## WHAT IS EXPECTED
Locate every line that holds the string "their" and copy it.

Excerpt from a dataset

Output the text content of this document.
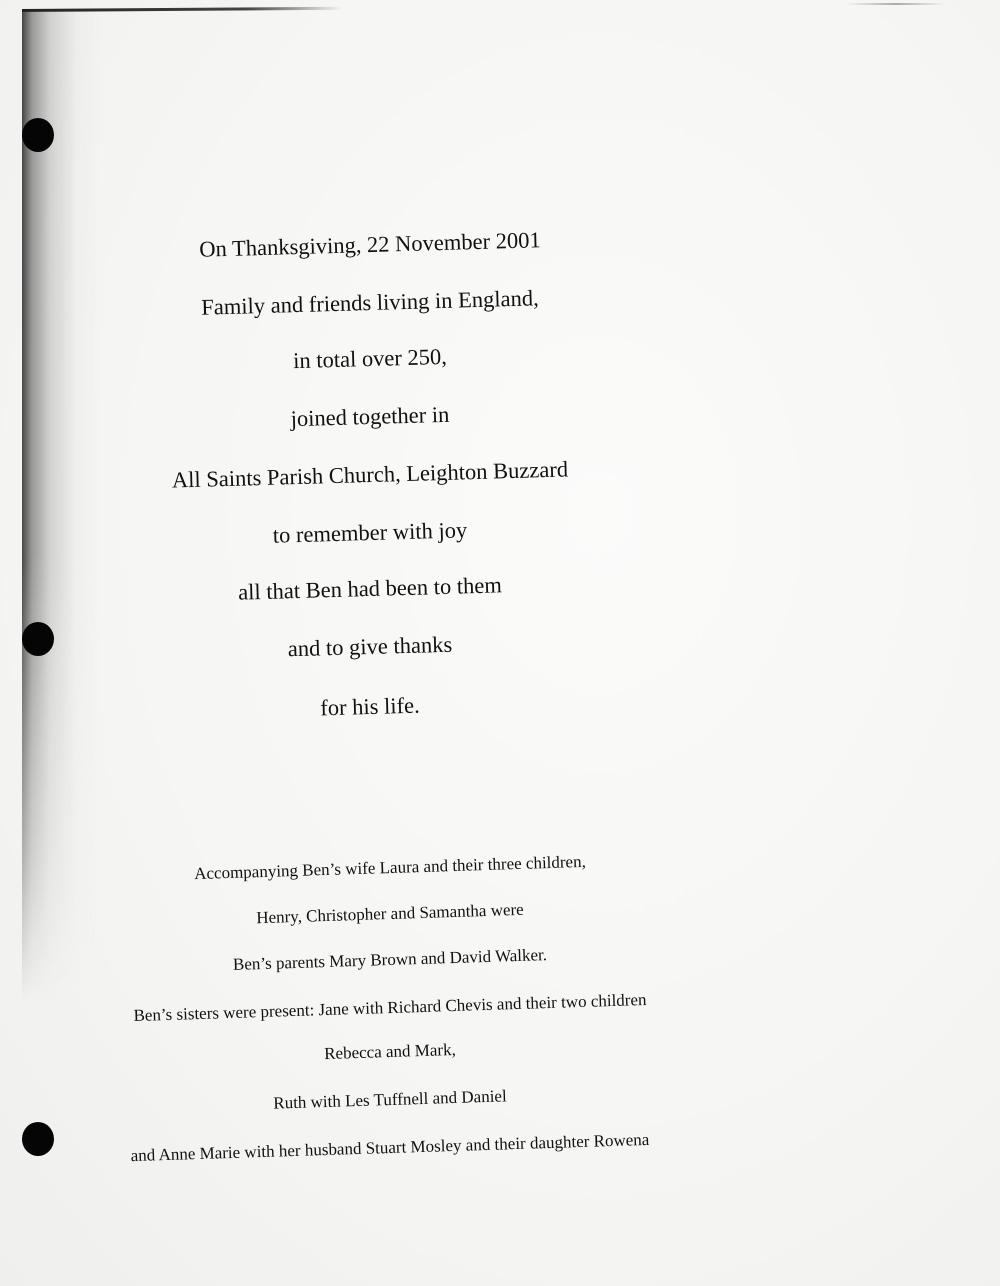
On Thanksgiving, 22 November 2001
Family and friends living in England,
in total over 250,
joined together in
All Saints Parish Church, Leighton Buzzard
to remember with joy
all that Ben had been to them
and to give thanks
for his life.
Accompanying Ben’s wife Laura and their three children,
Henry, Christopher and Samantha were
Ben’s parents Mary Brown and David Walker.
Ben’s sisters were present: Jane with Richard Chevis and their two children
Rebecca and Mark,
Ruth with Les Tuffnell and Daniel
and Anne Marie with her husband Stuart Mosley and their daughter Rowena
---
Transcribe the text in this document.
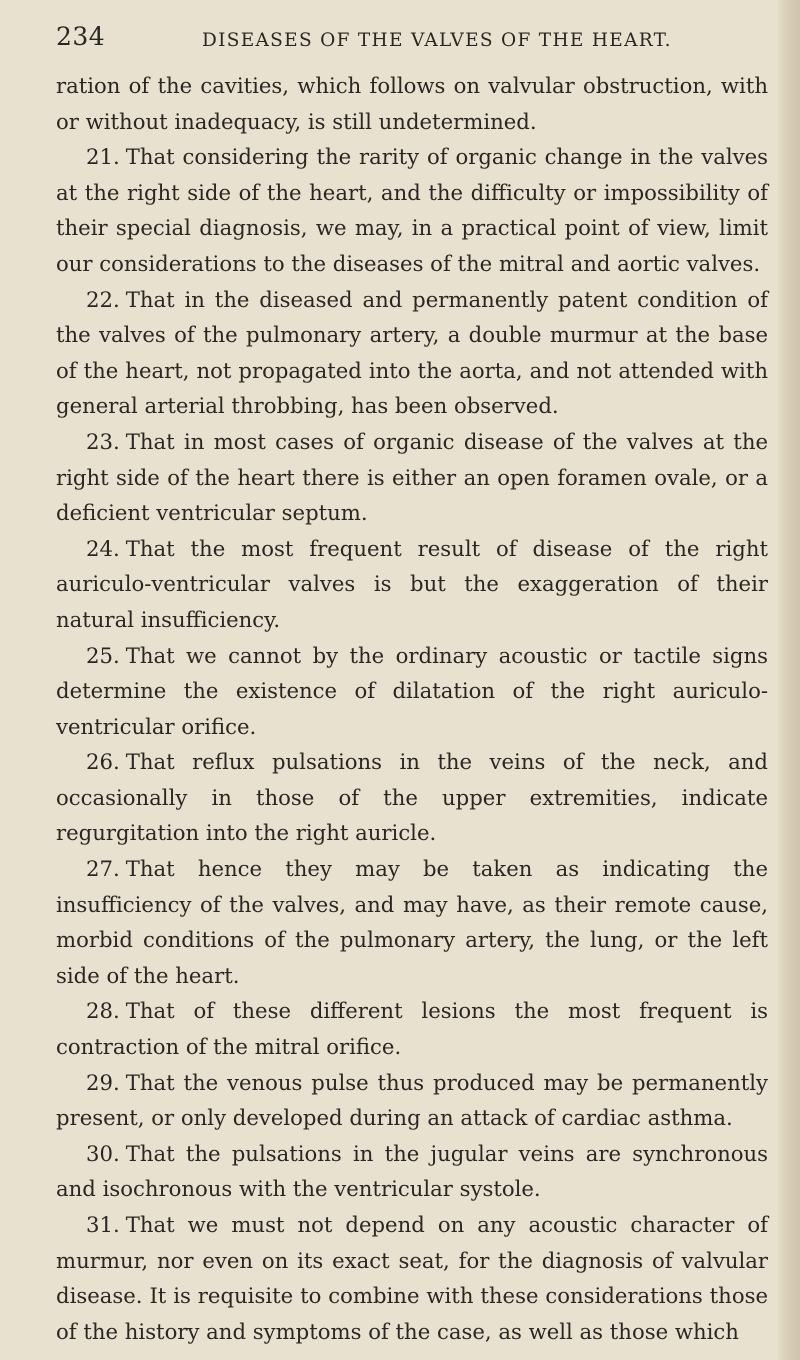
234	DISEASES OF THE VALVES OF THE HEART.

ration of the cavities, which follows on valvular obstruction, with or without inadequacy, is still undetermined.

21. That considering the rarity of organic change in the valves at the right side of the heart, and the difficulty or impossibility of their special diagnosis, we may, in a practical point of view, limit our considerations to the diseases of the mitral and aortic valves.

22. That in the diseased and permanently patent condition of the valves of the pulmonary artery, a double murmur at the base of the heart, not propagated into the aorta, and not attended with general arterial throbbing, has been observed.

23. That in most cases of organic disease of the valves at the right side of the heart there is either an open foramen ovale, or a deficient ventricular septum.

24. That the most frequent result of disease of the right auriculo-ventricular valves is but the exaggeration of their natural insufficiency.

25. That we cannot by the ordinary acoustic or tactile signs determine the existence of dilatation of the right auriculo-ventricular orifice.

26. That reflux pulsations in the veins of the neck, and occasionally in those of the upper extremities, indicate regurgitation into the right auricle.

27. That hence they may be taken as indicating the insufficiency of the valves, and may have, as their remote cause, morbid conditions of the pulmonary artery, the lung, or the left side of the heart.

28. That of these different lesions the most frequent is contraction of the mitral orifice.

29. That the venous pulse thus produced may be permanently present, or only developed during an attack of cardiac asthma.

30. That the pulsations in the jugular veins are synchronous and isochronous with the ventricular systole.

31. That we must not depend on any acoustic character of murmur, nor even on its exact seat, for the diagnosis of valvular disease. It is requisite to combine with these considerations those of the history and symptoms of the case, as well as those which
---
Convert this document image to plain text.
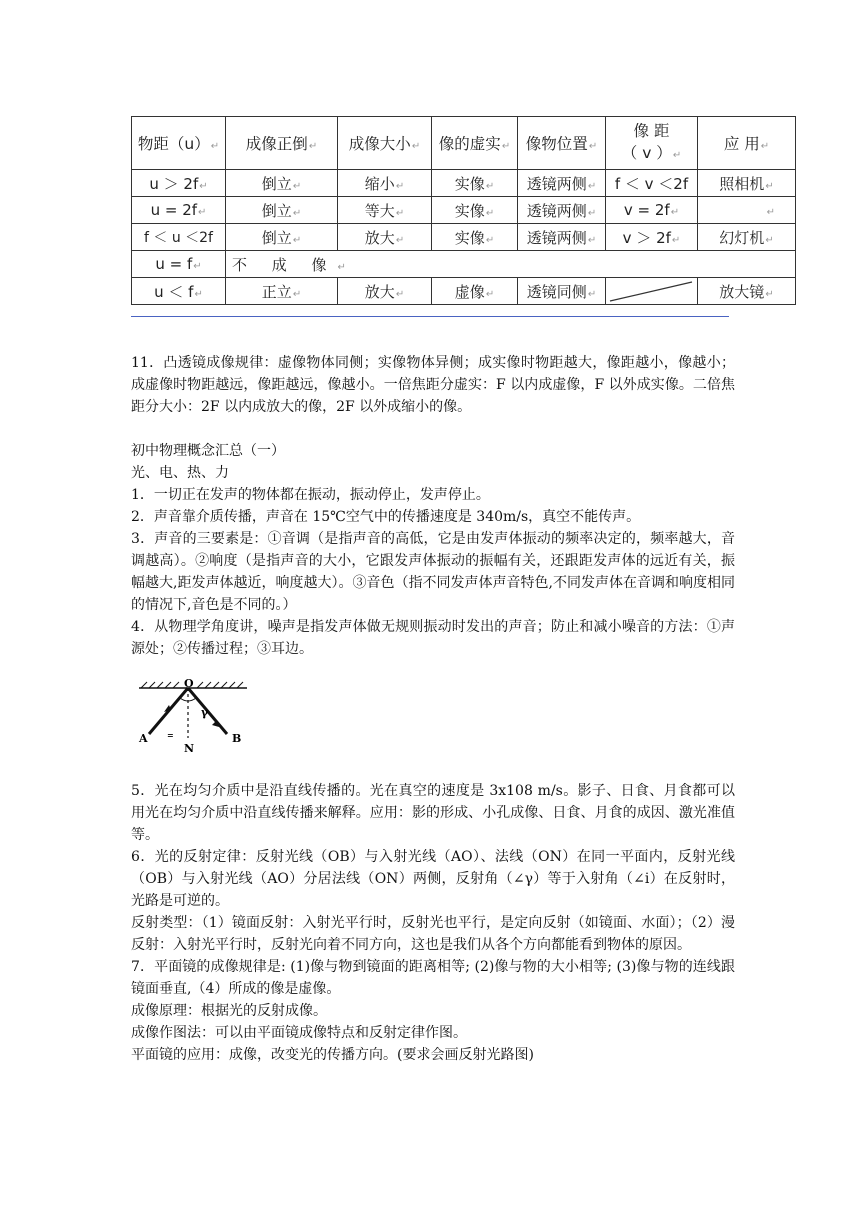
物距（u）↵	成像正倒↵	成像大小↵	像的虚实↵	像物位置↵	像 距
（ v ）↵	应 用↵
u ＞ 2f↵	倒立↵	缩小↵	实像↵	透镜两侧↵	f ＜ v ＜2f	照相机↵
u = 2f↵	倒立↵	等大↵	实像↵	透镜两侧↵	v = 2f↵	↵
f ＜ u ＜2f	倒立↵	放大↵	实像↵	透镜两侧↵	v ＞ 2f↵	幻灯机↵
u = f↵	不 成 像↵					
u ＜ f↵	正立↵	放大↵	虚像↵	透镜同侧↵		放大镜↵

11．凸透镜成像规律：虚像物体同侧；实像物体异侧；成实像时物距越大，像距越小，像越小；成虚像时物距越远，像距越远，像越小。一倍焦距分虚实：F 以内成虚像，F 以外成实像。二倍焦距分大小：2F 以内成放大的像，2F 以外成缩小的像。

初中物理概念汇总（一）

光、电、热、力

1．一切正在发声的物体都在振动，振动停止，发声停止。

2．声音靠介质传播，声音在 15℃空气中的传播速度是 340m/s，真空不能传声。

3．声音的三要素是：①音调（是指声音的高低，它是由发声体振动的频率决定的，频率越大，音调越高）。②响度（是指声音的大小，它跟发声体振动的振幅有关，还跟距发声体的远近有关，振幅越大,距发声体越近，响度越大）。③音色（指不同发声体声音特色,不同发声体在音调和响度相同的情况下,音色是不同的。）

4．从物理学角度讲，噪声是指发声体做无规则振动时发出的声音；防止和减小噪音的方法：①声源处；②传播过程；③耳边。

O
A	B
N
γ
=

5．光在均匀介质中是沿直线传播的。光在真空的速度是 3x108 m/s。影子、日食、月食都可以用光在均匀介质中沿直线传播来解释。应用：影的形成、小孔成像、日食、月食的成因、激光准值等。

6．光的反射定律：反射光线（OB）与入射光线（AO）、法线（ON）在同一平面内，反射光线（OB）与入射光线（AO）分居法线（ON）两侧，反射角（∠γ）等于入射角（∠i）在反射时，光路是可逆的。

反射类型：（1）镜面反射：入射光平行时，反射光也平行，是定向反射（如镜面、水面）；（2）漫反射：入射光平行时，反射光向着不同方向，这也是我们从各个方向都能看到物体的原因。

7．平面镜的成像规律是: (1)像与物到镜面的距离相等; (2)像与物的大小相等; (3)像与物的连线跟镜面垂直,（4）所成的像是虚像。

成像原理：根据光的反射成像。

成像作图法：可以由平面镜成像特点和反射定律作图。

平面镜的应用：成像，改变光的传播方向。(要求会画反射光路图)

## THE RESULT
Accompanying Ben’s wife Laura and their three children,
Ben’s sisters were present: Jane with Richard Chevis and their two children
and Anne Marie with her husband Stuart Mosley and their daughter Rowena
21. That considering the rarity of organic change in the valves at the right side of the heart, and the difficulty or impossibility of their special diagnosis, we may, in a practical point of view, limit our considerations to the diseases of the mitral and aortic valves.
24. That the most frequent result of disease of the right auriculo-ventricular valves is but the exaggeration of their natural insufficiency.
27. That hence they may be taken as indicating the insufficiency of the valves, and may have, as their remote cause, morbid conditions of the pulmonary artery, the lung, or the left side of the heart.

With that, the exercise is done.